Lines of data:
····················

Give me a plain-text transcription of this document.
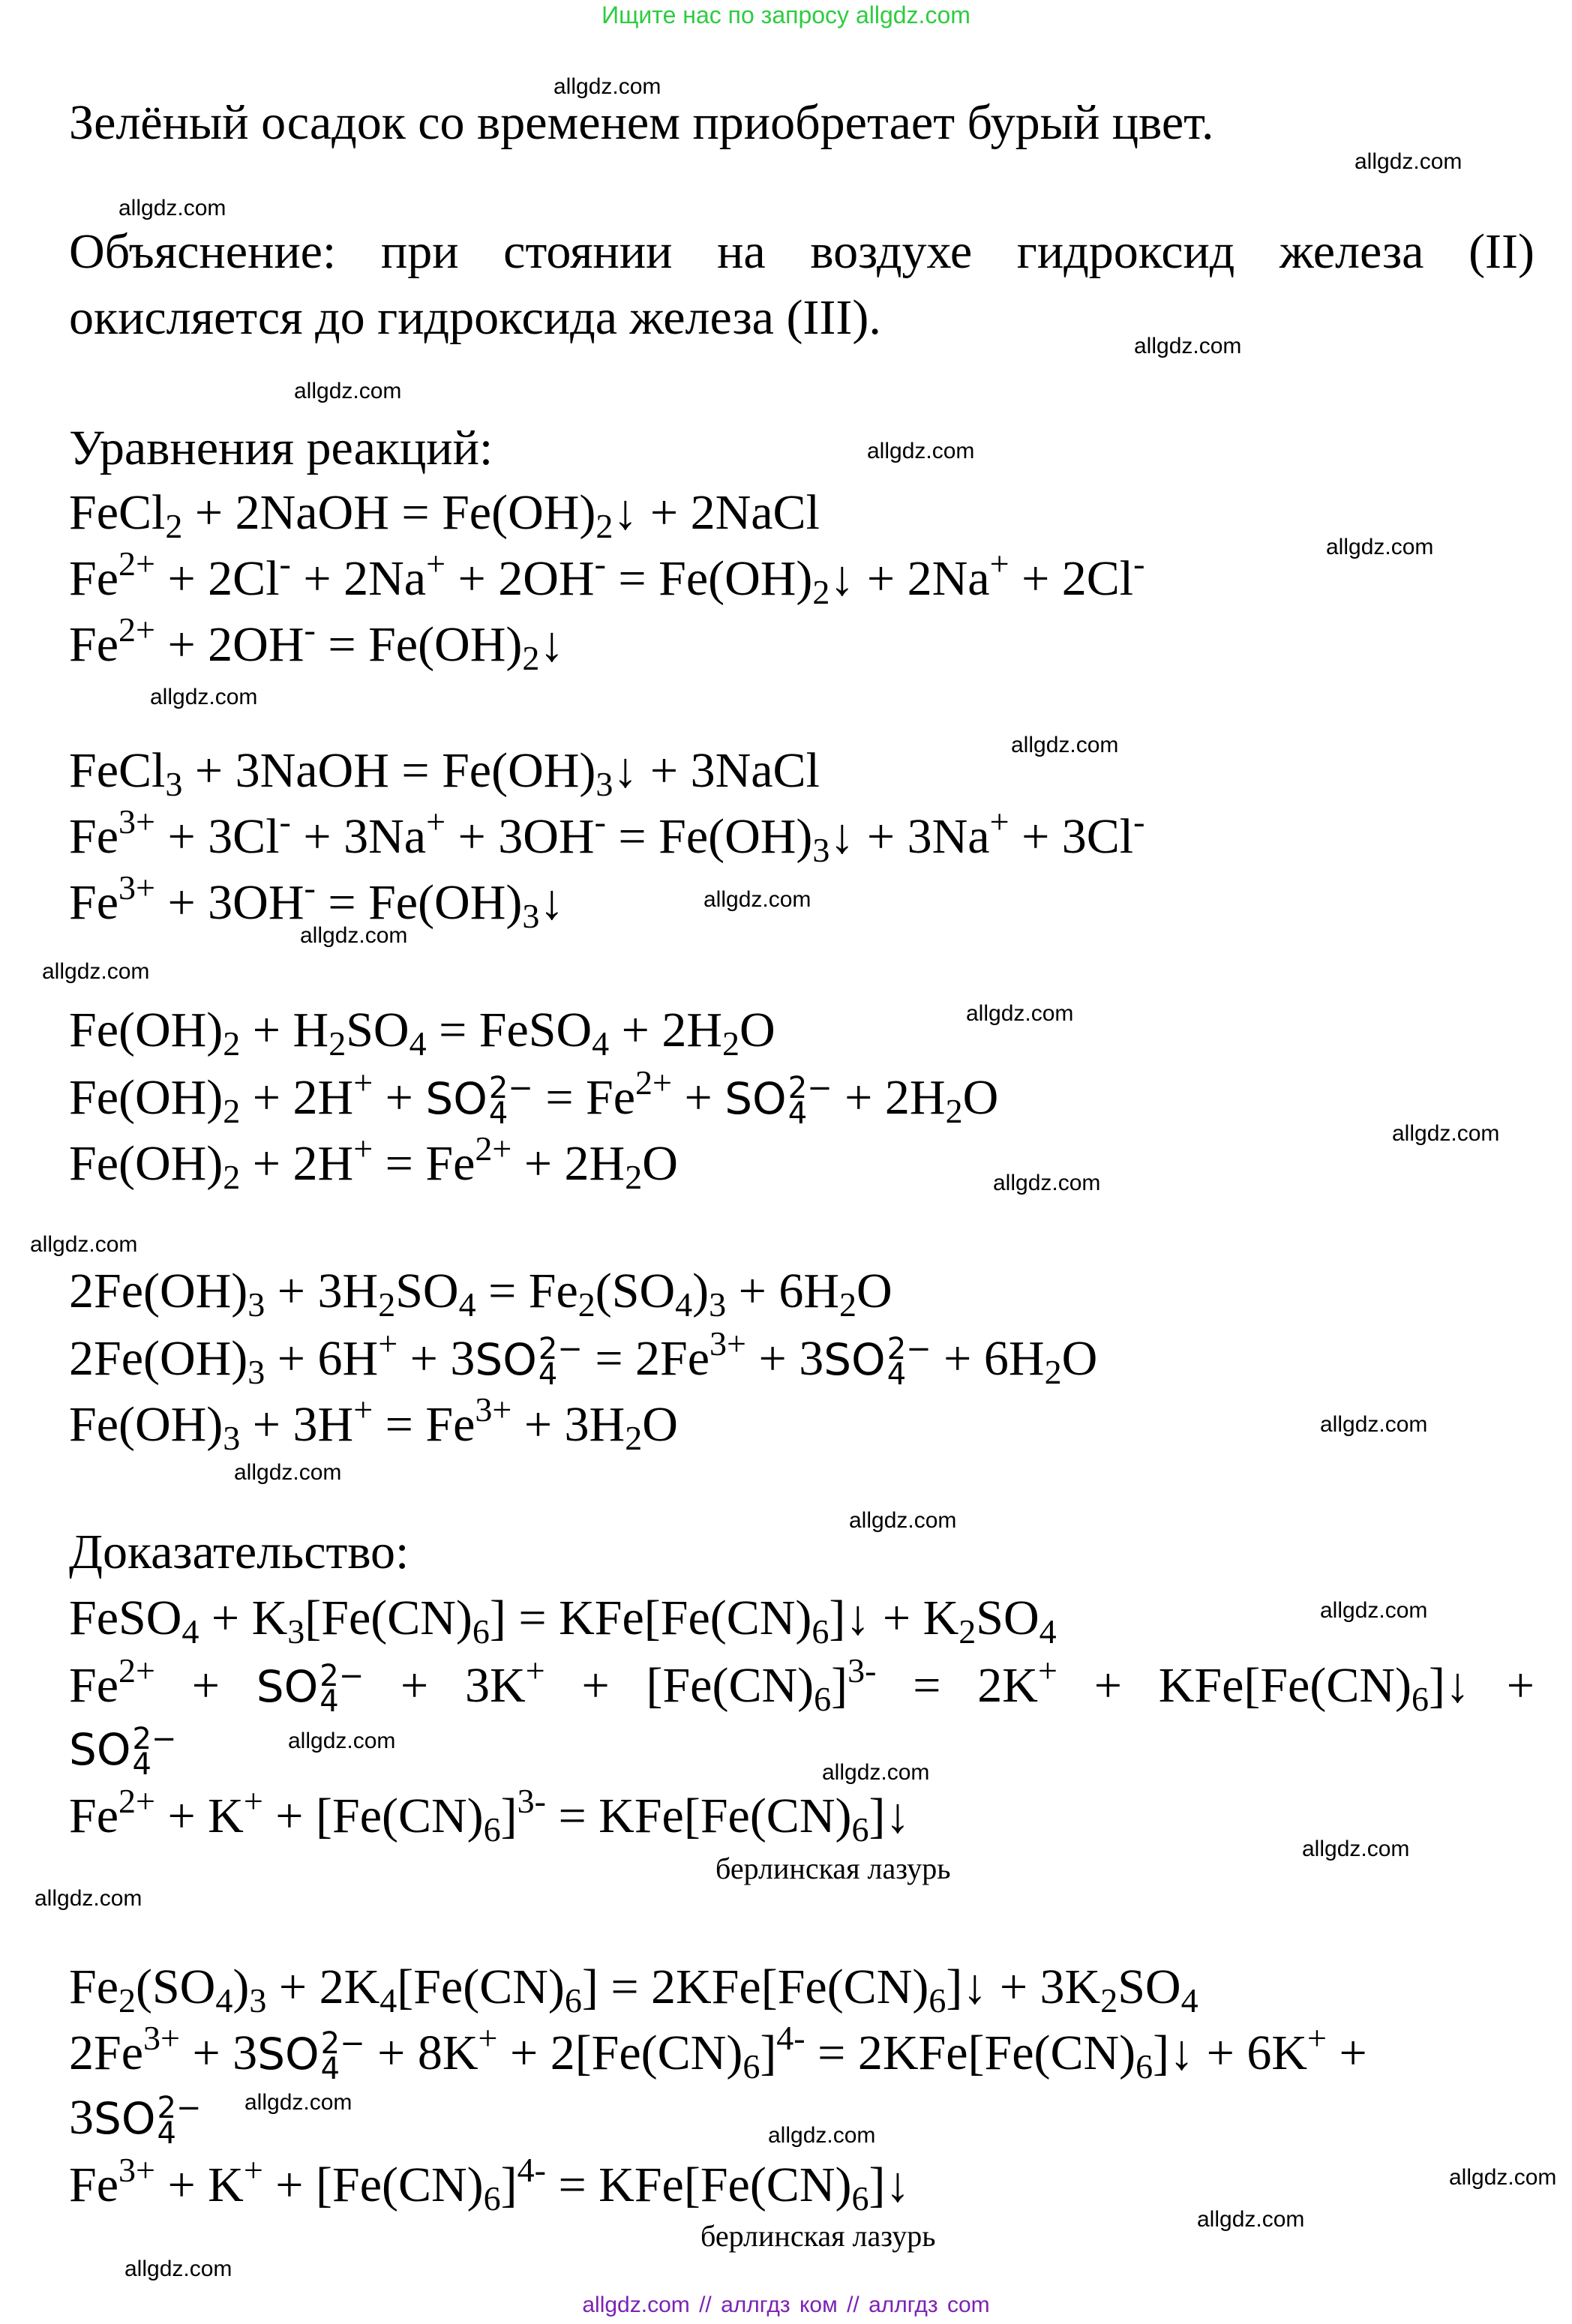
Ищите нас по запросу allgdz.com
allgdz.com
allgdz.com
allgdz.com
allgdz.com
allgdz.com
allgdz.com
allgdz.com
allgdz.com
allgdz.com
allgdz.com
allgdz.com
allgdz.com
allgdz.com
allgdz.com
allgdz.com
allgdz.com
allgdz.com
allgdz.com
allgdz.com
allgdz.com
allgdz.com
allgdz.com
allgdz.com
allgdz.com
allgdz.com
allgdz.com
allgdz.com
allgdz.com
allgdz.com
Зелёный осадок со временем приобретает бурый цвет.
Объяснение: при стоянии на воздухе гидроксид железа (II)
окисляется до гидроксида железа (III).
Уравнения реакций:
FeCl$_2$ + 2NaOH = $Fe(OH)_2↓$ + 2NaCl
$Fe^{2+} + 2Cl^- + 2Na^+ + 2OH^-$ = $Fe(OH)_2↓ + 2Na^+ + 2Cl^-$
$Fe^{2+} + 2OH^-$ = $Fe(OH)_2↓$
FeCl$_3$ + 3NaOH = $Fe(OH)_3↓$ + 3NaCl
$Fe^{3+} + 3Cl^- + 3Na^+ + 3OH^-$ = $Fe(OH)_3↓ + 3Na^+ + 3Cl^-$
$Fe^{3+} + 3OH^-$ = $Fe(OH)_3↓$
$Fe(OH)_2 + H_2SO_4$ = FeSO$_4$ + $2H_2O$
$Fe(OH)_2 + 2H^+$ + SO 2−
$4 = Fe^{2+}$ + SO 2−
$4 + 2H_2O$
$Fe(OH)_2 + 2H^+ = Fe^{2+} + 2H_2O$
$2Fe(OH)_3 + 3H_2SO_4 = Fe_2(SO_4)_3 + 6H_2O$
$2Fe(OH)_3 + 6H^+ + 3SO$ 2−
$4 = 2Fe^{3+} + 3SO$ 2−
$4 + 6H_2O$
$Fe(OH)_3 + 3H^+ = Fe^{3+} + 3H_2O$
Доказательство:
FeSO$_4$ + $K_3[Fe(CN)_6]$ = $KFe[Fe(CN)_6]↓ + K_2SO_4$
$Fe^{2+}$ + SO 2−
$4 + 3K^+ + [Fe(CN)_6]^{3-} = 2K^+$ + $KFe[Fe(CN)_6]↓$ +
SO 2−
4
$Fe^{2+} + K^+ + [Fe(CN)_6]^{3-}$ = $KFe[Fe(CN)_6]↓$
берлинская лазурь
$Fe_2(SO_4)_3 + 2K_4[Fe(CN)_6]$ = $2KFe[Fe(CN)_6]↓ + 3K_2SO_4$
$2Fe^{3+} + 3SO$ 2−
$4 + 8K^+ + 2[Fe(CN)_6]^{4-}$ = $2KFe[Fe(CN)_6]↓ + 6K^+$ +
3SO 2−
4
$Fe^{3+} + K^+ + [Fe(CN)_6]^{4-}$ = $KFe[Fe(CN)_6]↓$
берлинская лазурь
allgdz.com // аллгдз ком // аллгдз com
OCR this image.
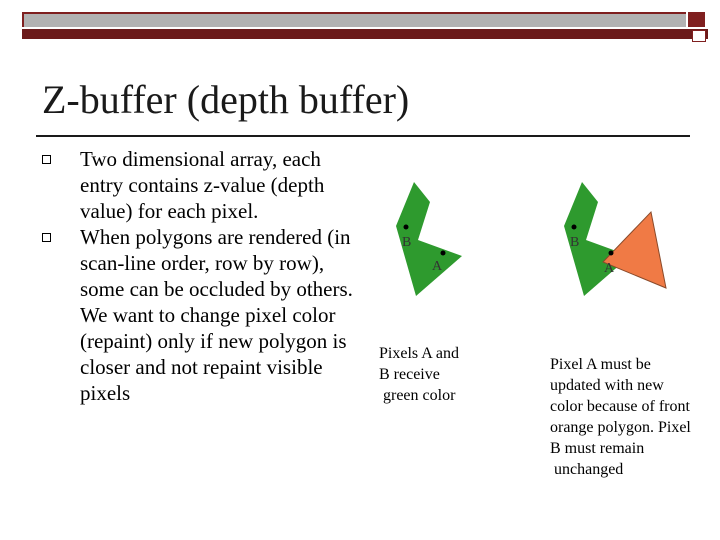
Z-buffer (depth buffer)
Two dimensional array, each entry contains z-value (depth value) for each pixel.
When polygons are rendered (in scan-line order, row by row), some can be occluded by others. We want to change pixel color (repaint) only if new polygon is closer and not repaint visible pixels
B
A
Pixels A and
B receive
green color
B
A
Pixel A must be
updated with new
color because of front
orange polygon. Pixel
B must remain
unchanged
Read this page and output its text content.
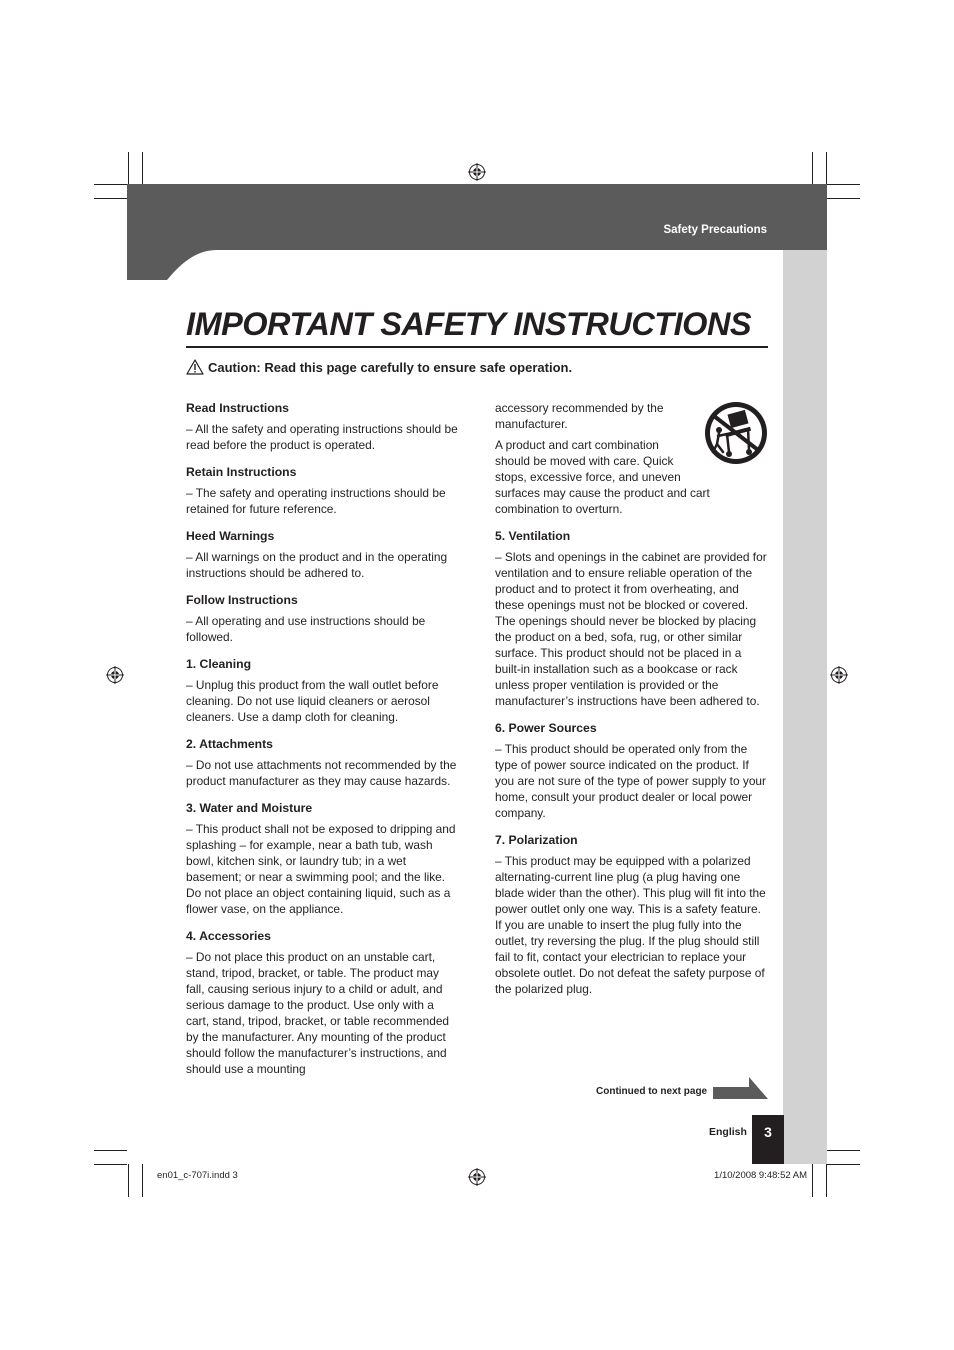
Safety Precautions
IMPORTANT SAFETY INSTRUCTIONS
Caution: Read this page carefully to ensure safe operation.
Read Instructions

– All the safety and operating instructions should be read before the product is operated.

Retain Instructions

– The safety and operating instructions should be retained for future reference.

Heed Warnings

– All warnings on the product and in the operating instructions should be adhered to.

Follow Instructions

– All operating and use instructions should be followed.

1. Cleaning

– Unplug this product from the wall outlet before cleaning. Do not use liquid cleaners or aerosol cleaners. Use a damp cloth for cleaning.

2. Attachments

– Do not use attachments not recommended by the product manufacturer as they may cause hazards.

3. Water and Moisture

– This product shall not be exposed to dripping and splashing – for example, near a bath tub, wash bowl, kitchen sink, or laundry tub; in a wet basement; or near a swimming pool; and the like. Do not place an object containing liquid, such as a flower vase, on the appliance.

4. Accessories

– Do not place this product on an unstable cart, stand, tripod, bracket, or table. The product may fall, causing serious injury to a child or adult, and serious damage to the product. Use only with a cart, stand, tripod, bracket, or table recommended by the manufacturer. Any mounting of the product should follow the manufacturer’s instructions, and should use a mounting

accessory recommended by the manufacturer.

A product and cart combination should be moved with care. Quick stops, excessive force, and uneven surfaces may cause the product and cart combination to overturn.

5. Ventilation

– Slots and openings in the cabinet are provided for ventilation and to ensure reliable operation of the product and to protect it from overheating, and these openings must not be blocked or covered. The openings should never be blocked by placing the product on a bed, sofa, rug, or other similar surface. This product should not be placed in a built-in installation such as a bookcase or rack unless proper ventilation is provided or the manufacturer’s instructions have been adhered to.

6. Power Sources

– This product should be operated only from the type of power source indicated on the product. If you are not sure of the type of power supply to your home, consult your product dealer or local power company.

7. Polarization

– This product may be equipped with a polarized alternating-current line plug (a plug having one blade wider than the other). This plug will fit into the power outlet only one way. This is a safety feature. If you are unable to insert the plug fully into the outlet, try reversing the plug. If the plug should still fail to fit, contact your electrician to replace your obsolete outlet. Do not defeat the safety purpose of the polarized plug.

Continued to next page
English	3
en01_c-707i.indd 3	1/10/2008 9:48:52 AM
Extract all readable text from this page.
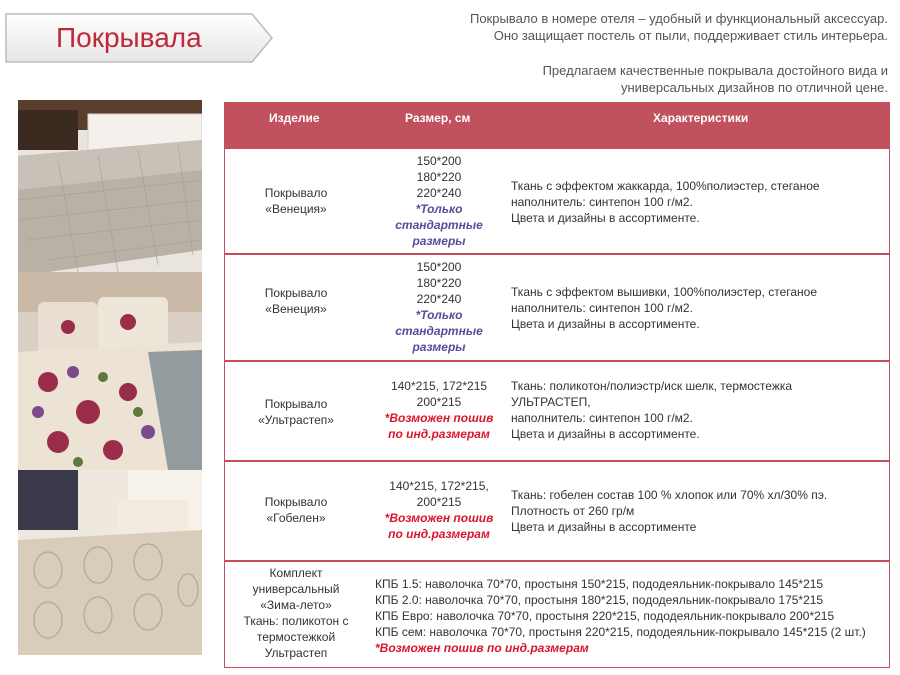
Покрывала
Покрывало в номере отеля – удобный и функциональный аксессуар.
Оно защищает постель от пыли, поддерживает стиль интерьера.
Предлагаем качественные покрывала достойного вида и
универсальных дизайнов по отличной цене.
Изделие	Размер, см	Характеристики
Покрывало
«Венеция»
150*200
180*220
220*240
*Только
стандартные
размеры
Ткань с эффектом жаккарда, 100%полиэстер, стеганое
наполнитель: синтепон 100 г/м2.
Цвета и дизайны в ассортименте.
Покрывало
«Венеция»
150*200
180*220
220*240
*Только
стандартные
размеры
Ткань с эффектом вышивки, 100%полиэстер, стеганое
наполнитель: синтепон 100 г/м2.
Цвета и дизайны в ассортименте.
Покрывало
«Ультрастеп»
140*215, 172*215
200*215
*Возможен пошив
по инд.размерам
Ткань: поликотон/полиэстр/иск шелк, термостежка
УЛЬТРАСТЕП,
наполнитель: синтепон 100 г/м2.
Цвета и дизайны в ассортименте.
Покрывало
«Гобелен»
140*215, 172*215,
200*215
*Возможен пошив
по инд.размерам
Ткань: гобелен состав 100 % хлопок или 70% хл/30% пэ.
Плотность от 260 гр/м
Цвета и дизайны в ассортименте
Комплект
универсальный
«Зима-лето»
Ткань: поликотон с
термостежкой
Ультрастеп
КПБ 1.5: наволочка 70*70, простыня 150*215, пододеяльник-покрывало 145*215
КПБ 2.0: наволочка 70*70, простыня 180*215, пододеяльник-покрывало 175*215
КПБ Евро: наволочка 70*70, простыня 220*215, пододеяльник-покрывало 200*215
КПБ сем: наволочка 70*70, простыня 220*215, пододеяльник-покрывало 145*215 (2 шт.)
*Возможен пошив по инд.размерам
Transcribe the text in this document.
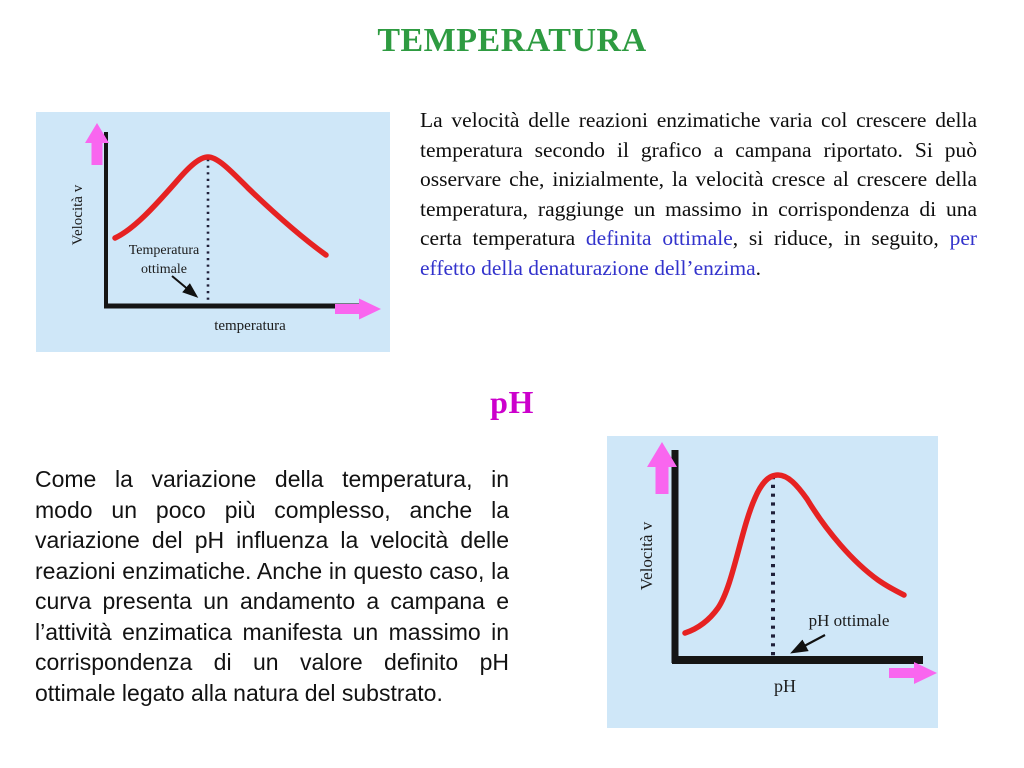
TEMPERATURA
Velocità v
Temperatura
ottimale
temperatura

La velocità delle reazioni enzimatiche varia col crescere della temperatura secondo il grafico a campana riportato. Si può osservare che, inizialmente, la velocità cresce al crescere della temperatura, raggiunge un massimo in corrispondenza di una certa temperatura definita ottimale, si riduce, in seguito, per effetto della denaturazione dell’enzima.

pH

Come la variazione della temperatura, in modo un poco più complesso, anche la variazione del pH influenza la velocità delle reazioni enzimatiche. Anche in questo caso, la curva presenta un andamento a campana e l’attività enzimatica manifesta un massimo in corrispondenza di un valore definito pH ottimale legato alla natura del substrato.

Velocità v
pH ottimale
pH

····················

THE EXERCISE:
Identify lines with the string "поликотон". Copy each one.

REPLY TO THE TASK:
Ткань: поликотон/полиэстр/иск шелк, термостежка
Ткань: поликотон с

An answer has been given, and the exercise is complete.